## Begin Information given

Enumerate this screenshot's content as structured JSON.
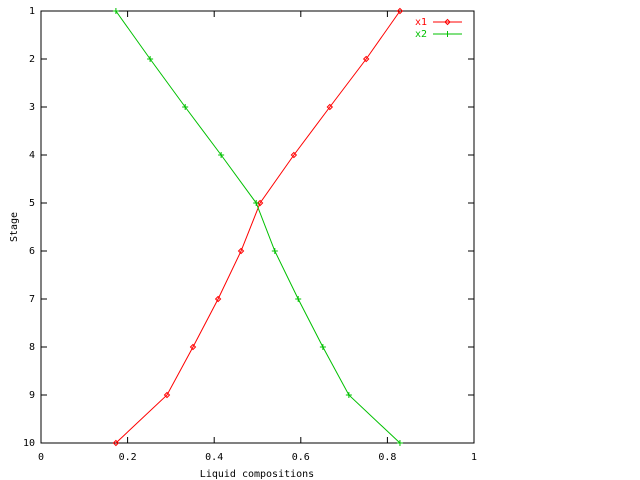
{
  "chart_data": {
    "type": "line",
    "x_label": "Liquid compositions",
    "y_label": "Stage",
    "xlim": [
      0,
      1
    ],
    "xticks": [
      0,
      0.2,
      0.4,
      0.6,
      0.8,
      1
    ],
    "ylim": [
      1,
      10
    ],
    "yticks": [
      1,
      2,
      3,
      4,
      5,
      6,
      7,
      8,
      9,
      10
    ],
    "y_inverted": true,
    "legend": "top-right",
    "series": [
      {
        "name": "x1",
        "color": "#ff0000",
        "marker": "diamond",
        "x": [
          0.829,
          0.751,
          0.667,
          0.584,
          0.506,
          0.462,
          0.409,
          0.351,
          0.291,
          0.173
        ],
        "values": [
          1,
          2,
          3,
          4,
          5,
          6,
          7,
          8,
          9,
          10
        ]
      },
      {
        "name": "x2",
        "color": "#00c000",
        "marker": "plus",
        "x": [
          0.173,
          0.252,
          0.333,
          0.416,
          0.497,
          0.54,
          0.594,
          0.651,
          0.711,
          0.829
        ],
        "values": [
          1,
          2,
          3,
          4,
          5,
          6,
          7,
          8,
          9,
          10
        ]
      }
    ]
  }
}
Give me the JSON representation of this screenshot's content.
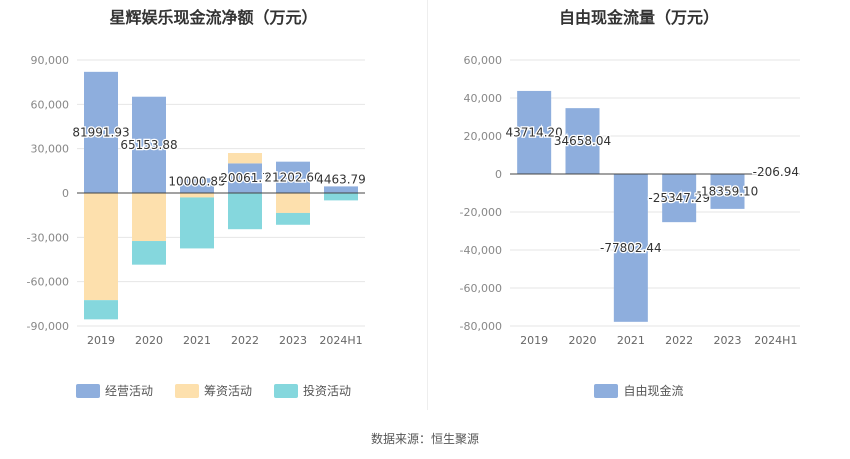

## End Information given

> Problem to solve
Copy out each record shown above without alteration, skipping any picture.

> Response to this task
Enumerate this screenshot's content as structured JSON.
{
  "chart_data": {
    "type": "line",
    "x_label": "Liquid compositions",
    "y_label": "Stage",
    "xlim": [
      0,
      1
    ],
    "xticks": [
      0,
      0.2,
      0.4,
      0.6,
      0.8,
      1
    ],
    "ylim": [
      1,
      10
    ],
    "yticks": [
      1,
      2,
      3,
      4,
      5,
      6,
      7,
      8,
      9,
      10
    ],
    "y_inverted": true,
    "legend": "top-right",
    "series": [
      {
        "name": "x1",
        "color": "#ff0000",
        "marker": "diamond",
        "x": [
          0.829,
          0.751,
          0.667,
          0.584,
          0.506,
          0.462,
          0.409,
          0.351,
          0.291,
          0.173
        ],
        "values": [
          1,
          2,
          3,
          4,
          5,
          6,
          7,
          8,
          9,
          10
        ]
      },
      {
        "name": "x2",
        "color": "#00c000",
        "marker": "plus",
        "x": [
          0.173,
          0.252,
          0.333,
          0.416,
          0.497,
          0.54,
          0.594,
          0.651,
          0.711,
          0.829
        ],
        "values": [
          1,
          2,
          3,
          4,
          5,
          6,
          7,
          8,
          9,
          10
        ]
      }
    ]
  }
}
Give me the JSON representation of this screenshot's content.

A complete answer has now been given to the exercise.